AIM OF THE TASK
Across all the entries below, count each line that holds "units" and report the figure only.

(Document structure recognition data)
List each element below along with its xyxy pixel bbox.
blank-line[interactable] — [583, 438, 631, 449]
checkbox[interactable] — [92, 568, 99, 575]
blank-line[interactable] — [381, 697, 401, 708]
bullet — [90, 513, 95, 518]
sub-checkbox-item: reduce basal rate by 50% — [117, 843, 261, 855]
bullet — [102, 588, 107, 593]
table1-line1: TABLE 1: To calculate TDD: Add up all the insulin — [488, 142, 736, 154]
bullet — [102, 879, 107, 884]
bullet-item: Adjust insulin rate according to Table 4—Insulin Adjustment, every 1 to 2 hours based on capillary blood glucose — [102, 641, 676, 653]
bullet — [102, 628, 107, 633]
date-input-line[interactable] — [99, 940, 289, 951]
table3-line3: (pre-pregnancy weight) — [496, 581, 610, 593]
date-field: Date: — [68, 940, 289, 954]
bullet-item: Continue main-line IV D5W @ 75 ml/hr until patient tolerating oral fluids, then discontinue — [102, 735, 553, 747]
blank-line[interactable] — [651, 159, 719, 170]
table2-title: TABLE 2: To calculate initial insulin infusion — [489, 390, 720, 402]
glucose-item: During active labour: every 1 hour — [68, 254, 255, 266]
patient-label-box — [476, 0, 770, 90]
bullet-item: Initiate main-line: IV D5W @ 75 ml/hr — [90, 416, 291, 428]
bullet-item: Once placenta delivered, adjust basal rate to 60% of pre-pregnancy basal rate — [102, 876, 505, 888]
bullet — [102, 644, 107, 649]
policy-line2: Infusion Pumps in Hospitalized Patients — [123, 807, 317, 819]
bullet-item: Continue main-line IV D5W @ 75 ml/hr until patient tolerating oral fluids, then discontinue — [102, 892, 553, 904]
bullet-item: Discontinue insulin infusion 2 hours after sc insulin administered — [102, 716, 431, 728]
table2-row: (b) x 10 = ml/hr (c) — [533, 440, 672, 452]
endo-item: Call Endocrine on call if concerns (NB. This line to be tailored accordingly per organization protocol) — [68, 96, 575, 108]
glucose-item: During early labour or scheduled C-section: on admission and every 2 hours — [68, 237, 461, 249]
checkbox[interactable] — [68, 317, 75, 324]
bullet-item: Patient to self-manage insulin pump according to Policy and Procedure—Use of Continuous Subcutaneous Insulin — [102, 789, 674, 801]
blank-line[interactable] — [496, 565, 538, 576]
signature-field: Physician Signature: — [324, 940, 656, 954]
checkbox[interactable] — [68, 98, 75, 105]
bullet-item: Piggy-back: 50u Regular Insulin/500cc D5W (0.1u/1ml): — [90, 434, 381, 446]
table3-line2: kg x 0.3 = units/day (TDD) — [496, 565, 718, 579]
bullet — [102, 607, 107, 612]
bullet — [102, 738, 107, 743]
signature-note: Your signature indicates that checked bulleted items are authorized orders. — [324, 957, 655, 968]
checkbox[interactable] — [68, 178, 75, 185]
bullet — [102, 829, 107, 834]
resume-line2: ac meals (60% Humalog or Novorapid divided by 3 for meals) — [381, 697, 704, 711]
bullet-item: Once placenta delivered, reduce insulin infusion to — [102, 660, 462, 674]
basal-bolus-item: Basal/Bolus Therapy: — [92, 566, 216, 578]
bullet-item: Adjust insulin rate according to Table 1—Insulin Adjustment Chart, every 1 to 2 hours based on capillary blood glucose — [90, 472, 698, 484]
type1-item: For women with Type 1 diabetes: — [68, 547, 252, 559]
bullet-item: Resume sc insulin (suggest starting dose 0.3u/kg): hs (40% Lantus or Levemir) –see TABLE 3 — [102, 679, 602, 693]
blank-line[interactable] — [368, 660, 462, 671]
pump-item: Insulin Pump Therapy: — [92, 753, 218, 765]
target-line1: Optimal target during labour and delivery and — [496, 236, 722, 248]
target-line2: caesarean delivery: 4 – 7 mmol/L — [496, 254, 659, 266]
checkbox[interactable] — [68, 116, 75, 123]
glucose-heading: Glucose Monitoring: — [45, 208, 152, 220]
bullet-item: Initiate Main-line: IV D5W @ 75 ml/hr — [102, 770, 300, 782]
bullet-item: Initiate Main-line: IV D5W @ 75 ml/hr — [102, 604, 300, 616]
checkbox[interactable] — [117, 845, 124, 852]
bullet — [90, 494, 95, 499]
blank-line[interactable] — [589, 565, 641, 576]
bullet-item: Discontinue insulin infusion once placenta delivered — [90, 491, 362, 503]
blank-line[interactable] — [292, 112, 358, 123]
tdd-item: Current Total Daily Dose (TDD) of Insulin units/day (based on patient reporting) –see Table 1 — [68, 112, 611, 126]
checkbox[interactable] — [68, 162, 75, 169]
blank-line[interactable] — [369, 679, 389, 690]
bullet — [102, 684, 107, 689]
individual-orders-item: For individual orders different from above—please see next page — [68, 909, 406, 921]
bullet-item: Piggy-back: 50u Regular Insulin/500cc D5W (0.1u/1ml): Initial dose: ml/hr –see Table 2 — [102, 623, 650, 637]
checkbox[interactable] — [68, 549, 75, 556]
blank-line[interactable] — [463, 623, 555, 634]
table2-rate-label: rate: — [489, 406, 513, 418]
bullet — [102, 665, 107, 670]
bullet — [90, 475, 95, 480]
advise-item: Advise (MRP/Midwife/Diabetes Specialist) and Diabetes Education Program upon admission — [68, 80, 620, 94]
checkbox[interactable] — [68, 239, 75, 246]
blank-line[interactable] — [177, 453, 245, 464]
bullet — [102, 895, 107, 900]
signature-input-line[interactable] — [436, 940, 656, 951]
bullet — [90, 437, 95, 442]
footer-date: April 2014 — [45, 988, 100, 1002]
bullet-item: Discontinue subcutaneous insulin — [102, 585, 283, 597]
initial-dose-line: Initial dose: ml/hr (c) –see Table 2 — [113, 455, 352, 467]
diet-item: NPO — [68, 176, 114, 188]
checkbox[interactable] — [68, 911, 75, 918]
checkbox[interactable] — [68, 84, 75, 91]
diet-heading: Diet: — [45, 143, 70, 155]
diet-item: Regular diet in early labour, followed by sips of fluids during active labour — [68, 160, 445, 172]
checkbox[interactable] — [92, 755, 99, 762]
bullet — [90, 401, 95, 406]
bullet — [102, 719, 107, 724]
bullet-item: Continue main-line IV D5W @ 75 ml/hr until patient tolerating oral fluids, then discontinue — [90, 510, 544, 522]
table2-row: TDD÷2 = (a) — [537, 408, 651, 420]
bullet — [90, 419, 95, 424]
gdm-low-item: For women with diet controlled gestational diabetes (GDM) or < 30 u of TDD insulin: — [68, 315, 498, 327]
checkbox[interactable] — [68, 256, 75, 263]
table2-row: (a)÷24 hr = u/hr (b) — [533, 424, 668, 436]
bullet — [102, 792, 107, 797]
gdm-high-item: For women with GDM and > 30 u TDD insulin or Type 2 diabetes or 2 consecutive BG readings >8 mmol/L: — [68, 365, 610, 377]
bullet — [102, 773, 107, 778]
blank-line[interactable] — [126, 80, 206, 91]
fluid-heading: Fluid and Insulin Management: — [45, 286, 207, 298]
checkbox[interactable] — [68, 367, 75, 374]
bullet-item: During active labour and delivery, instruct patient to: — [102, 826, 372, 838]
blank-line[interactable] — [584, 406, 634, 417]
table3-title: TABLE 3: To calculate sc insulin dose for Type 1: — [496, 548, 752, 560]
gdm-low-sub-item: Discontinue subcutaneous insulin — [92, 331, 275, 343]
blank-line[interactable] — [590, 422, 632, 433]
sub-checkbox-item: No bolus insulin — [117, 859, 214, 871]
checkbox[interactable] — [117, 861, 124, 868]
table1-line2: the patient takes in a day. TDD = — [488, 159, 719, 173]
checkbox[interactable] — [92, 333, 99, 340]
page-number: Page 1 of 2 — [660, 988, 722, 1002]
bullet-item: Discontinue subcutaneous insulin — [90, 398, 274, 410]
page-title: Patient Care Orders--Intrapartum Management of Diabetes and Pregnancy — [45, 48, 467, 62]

WRITTEN SOLUTION
2